▶ **Provided information**

____________________

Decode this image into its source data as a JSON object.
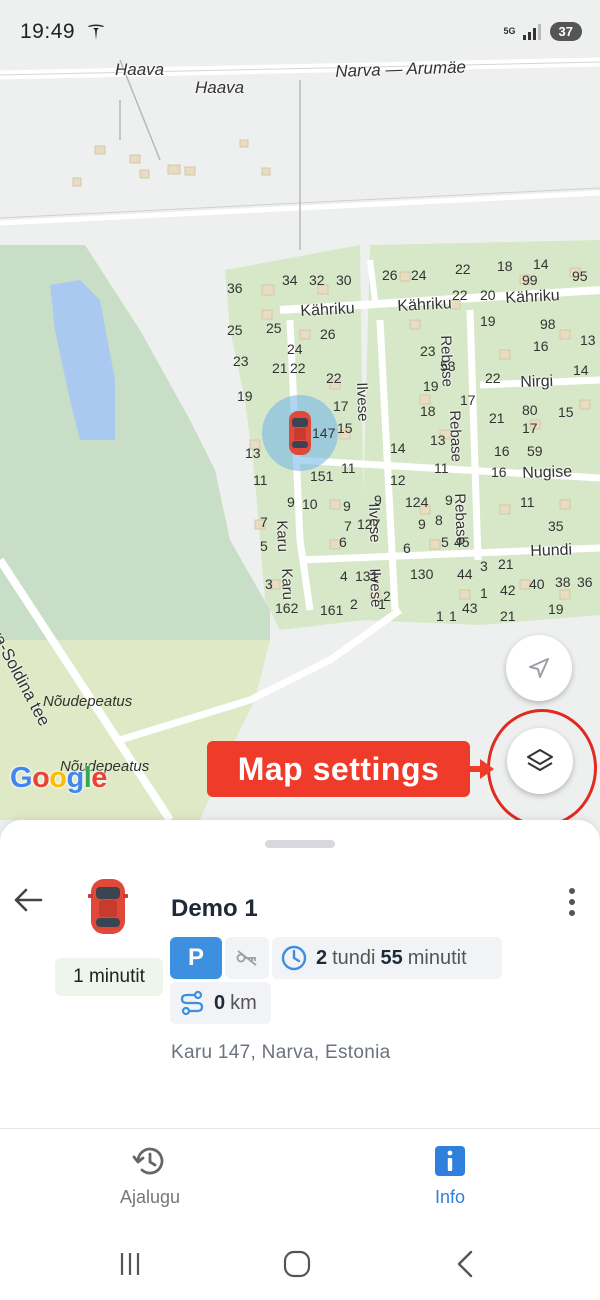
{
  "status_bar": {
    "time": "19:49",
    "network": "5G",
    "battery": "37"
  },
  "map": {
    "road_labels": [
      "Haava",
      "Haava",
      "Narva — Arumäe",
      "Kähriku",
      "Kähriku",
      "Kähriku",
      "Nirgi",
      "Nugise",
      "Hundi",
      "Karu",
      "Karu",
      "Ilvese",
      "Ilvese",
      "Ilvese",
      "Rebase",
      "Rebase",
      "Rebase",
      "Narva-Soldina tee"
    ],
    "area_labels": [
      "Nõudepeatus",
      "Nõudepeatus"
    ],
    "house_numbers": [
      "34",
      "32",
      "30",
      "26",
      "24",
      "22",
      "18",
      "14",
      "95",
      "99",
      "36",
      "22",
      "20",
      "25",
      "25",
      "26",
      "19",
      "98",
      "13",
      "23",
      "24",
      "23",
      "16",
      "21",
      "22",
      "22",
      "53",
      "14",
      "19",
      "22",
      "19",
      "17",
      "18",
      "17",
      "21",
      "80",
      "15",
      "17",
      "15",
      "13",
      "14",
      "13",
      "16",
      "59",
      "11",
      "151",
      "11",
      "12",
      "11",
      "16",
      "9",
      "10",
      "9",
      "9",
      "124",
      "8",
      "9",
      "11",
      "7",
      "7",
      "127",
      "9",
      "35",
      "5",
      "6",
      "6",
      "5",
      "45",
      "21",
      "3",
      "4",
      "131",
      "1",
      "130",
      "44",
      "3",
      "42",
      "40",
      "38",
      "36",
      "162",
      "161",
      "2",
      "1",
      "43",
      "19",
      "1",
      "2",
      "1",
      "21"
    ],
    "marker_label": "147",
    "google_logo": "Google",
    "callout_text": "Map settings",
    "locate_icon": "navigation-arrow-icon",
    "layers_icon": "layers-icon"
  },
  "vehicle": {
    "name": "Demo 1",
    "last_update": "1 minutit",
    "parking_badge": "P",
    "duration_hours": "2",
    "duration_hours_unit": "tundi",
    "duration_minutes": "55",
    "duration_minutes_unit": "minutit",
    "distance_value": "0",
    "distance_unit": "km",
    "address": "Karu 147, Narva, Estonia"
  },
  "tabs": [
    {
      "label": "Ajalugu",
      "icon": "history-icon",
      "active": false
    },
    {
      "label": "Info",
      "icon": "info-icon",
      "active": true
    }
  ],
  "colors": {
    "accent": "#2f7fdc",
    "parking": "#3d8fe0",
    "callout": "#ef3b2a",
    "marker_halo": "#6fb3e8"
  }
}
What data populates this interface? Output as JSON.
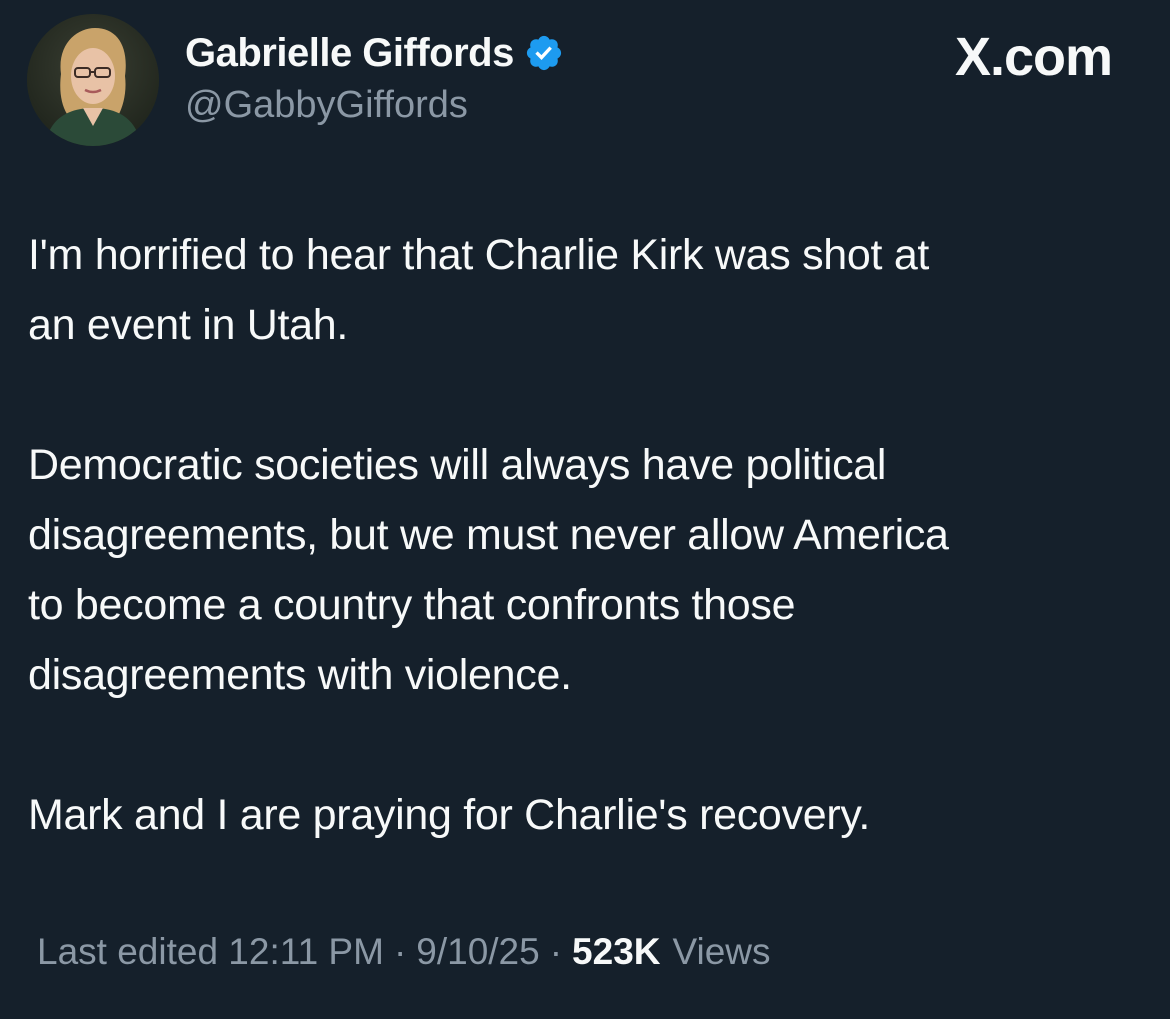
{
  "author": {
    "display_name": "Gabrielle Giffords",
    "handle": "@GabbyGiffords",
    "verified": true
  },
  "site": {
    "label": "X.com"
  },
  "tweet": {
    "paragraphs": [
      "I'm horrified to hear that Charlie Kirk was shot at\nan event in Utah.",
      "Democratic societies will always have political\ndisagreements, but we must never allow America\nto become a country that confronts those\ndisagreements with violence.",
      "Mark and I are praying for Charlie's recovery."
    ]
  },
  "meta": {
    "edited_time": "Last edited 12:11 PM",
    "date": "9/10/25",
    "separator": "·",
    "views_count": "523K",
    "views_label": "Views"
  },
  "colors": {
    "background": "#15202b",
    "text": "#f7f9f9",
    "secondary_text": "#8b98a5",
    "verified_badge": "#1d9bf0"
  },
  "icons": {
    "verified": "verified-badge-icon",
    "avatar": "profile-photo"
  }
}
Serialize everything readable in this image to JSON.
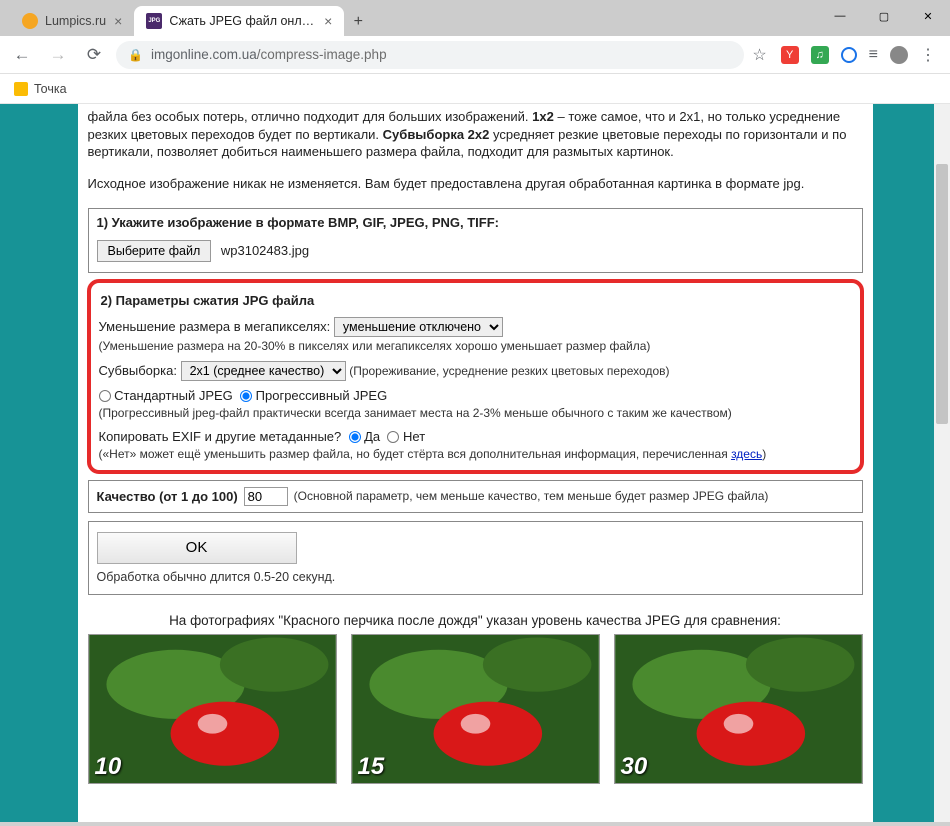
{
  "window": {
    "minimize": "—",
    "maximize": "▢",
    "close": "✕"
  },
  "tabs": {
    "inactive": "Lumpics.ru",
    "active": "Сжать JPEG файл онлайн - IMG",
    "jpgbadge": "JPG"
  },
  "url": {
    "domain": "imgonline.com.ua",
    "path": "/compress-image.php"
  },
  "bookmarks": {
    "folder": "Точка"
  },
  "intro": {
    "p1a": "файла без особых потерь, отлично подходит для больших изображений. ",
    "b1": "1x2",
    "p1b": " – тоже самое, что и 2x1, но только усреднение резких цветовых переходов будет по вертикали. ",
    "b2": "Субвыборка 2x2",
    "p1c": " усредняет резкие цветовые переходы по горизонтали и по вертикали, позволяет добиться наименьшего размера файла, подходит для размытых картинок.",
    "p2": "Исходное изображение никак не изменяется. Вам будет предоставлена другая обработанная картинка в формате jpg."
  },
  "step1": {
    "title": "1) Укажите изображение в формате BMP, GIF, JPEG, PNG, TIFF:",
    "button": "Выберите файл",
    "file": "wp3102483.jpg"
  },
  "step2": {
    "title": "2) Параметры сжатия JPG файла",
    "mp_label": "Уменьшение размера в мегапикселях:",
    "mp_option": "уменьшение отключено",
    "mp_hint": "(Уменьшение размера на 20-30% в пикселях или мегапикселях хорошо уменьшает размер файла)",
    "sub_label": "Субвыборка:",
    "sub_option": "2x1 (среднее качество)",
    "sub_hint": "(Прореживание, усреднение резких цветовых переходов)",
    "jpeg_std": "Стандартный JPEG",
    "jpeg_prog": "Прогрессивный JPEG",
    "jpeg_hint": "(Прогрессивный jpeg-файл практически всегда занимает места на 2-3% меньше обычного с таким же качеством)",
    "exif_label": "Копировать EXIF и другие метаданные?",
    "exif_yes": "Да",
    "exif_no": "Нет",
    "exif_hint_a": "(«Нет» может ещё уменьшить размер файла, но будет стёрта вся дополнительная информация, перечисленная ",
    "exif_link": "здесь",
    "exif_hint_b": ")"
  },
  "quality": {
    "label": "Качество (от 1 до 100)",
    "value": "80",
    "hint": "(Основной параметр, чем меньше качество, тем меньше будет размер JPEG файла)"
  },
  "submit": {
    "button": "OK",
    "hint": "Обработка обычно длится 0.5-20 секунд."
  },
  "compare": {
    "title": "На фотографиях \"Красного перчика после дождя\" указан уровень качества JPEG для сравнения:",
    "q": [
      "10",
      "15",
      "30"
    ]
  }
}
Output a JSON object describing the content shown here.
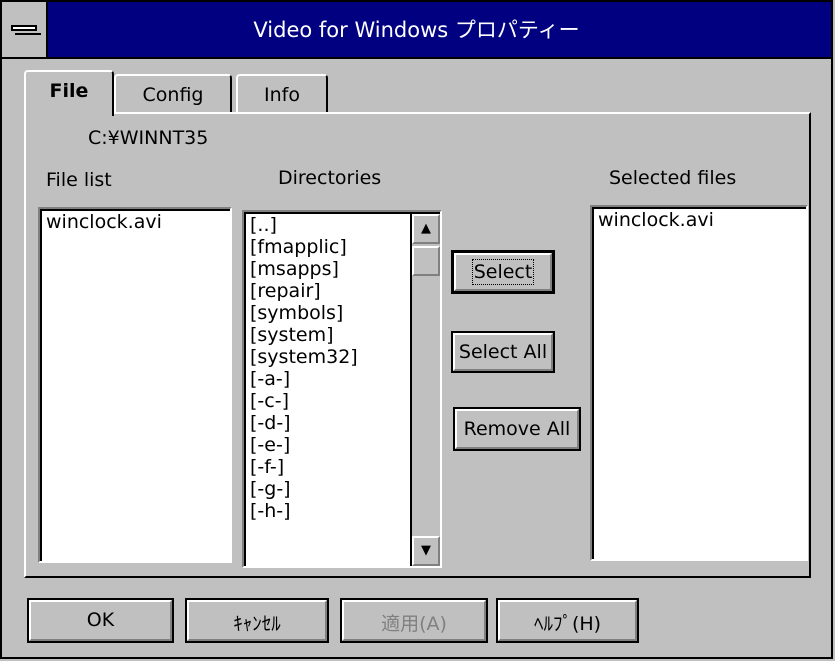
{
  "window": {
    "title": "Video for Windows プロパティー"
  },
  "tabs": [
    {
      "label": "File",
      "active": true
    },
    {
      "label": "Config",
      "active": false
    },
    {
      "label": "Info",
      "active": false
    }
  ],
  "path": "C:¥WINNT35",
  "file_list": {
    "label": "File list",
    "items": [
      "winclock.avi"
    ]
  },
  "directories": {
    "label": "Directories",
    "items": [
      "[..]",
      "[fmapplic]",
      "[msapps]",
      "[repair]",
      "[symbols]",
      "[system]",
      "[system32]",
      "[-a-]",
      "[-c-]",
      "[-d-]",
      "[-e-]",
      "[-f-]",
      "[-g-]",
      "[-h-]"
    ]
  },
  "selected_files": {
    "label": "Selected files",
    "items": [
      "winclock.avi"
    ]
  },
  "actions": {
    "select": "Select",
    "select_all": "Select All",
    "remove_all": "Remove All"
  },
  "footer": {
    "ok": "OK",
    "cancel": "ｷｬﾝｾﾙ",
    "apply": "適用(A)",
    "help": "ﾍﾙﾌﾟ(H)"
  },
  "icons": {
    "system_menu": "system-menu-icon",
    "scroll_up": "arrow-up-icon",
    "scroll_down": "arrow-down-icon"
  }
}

____________________

Extract the entries in full, exactly as they are, minus the pictures.

Decode this image into its source data as a JSON object.
{
  "status_bar": {
    "time": "19:49",
    "network": "5G",
    "battery": "37"
  },
  "map": {
    "road_labels": [
      "Haava",
      "Haava",
      "Narva — Arumäe",
      "Kähriku",
      "Kähriku",
      "Kähriku",
      "Nirgi",
      "Nugise",
      "Hundi",
      "Karu",
      "Karu",
      "Ilvese",
      "Ilvese",
      "Ilvese",
      "Rebase",
      "Rebase",
      "Rebase",
      "Narva-Soldina tee"
    ],
    "area_labels": [
      "Nõudepeatus",
      "Nõudepeatus"
    ],
    "house_numbers": [
      "34",
      "32",
      "30",
      "26",
      "24",
      "22",
      "18",
      "14",
      "95",
      "99",
      "36",
      "22",
      "20",
      "25",
      "25",
      "26",
      "19",
      "98",
      "13",
      "23",
      "24",
      "23",
      "16",
      "21",
      "22",
      "22",
      "53",
      "14",
      "19",
      "22",
      "19",
      "17",
      "18",
      "17",
      "21",
      "80",
      "15",
      "17",
      "15",
      "13",
      "14",
      "13",
      "16",
      "59",
      "11",
      "151",
      "11",
      "12",
      "11",
      "16",
      "9",
      "10",
      "9",
      "9",
      "124",
      "8",
      "9",
      "11",
      "7",
      "7",
      "127",
      "9",
      "35",
      "5",
      "6",
      "6",
      "5",
      "45",
      "21",
      "3",
      "4",
      "131",
      "1",
      "130",
      "44",
      "3",
      "42",
      "40",
      "38",
      "36",
      "162",
      "161",
      "2",
      "1",
      "43",
      "19",
      "1",
      "2",
      "1",
      "21"
    ],
    "marker_label": "147",
    "google_logo": "Google",
    "callout_text": "Map settings",
    "locate_icon": "navigation-arrow-icon",
    "layers_icon": "layers-icon"
  },
  "vehicle": {
    "name": "Demo 1",
    "last_update": "1 minutit",
    "parking_badge": "P",
    "duration_hours": "2",
    "duration_hours_unit": "tundi",
    "duration_minutes": "55",
    "duration_minutes_unit": "minutit",
    "distance_value": "0",
    "distance_unit": "km",
    "address": "Karu 147, Narva, Estonia"
  },
  "tabs": [
    {
      "label": "Ajalugu",
      "icon": "history-icon",
      "active": false
    },
    {
      "label": "Info",
      "icon": "info-icon",
      "active": true
    }
  ],
  "colors": {
    "accent": "#2f7fdc",
    "parking": "#3d8fe0",
    "callout": "#ef3b2a",
    "marker_halo": "#6fb3e8"
  }
}
What data populates this interface? Output as JSON.
{
  "author": {
    "display_name": "Gabrielle Giffords",
    "handle": "@GabbyGiffords",
    "verified": true
  },
  "site": {
    "label": "X.com"
  },
  "tweet": {
    "paragraphs": [
      "I'm horrified to hear that Charlie Kirk was shot at\nan event in Utah.",
      "Democratic societies will always have political\ndisagreements, but we must never allow America\nto become a country that confronts those\ndisagreements with violence.",
      "Mark and I are praying for Charlie's recovery."
    ]
  },
  "meta": {
    "edited_time": "Last edited 12:11 PM",
    "date": "9/10/25",
    "separator": "·",
    "views_count": "523K",
    "views_label": "Views"
  },
  "colors": {
    "background": "#15202b",
    "text": "#f7f9f9",
    "secondary_text": "#8b98a5",
    "verified_badge": "#1d9bf0"
  },
  "icons": {
    "verified": "verified-badge-icon",
    "avatar": "profile-photo"
  }
}
Serialize everything readable in this image to JSON.
{
  "window": {
    "minimize": "—",
    "maximize": "▢",
    "close": "✕"
  },
  "tabs": {
    "inactive": "Lumpics.ru",
    "active": "Сжать JPEG файл онлайн - IMG",
    "jpgbadge": "JPG"
  },
  "url": {
    "domain": "imgonline.com.ua",
    "path": "/compress-image.php"
  },
  "bookmarks": {
    "folder": "Точка"
  },
  "intro": {
    "p1a": "файла без особых потерь, отлично подходит для больших изображений. ",
    "b1": "1x2",
    "p1b": " – тоже самое, что и 2x1, но только усреднение резких цветовых переходов будет по вертикали. ",
    "b2": "Субвыборка 2x2",
    "p1c": " усредняет резкие цветовые переходы по горизонтали и по вертикали, позволяет добиться наименьшего размера файла, подходит для размытых картинок.",
    "p2": "Исходное изображение никак не изменяется. Вам будет предоставлена другая обработанная картинка в формате jpg."
  },
  "step1": {
    "title": "1) Укажите изображение в формате BMP, GIF, JPEG, PNG, TIFF:",
    "button": "Выберите файл",
    "file": "wp3102483.jpg"
  },
  "step2": {
    "title": "2) Параметры сжатия JPG файла",
    "mp_label": "Уменьшение размера в мегапикселях:",
    "mp_option": "уменьшение отключено",
    "mp_hint": "(Уменьшение размера на 20-30% в пикселях или мегапикселях хорошо уменьшает размер файла)",
    "sub_label": "Субвыборка:",
    "sub_option": "2x1 (среднее качество)",
    "sub_hint": "(Прореживание, усреднение резких цветовых переходов)",
    "jpeg_std": "Стандартный JPEG",
    "jpeg_prog": "Прогрессивный JPEG",
    "jpeg_hint": "(Прогрессивный jpeg-файл практически всегда занимает места на 2-3% меньше обычного с таким же качеством)",
    "exif_label": "Копировать EXIF и другие метаданные?",
    "exif_yes": "Да",
    "exif_no": "Нет",
    "exif_hint_a": "(«Нет» может ещё уменьшить размер файла, но будет стёрта вся дополнительная информация, перечисленная ",
    "exif_link": "здесь",
    "exif_hint_b": ")"
  },
  "quality": {
    "label": "Качество (от 1 до 100)",
    "value": "80",
    "hint": "(Основной параметр, чем меньше качество, тем меньше будет размер JPEG файла)"
  },
  "submit": {
    "button": "OK",
    "hint": "Обработка обычно длится 0.5-20 секунд."
  },
  "compare": {
    "title": "На фотографиях \"Красного перчика после дождя\" указан уровень качества JPEG для сравнения:",
    "q": [
      "10",
      "15",
      "30"
    ]
  }
}
Output a JSON object describing the content shown here.
{
  "window": {
    "title": "Video for Windows プロパティー"
  },
  "tabs": [
    {
      "label": "File",
      "active": true
    },
    {
      "label": "Config",
      "active": false
    },
    {
      "label": "Info",
      "active": false
    }
  ],
  "path": "C:¥WINNT35",
  "file_list": {
    "label": "File list",
    "items": [
      "winclock.avi"
    ]
  },
  "directories": {
    "label": "Directories",
    "items": [
      "[..]",
      "[fmapplic]",
      "[msapps]",
      "[repair]",
      "[symbols]",
      "[system]",
      "[system32]",
      "[-a-]",
      "[-c-]",
      "[-d-]",
      "[-e-]",
      "[-f-]",
      "[-g-]",
      "[-h-]"
    ]
  },
  "selected_files": {
    "label": "Selected files",
    "items": [
      "winclock.avi"
    ]
  },
  "actions": {
    "select": "Select",
    "select_all": "Select All",
    "remove_all": "Remove All"
  },
  "footer": {
    "ok": "OK",
    "cancel": "ｷｬﾝｾﾙ",
    "apply": "適用(A)",
    "help": "ﾍﾙﾌﾟ(H)"
  },
  "icons": {
    "system_menu": "system-menu-icon",
    "scroll_up": "arrow-up-icon",
    "scroll_down": "arrow-down-icon"
  }
}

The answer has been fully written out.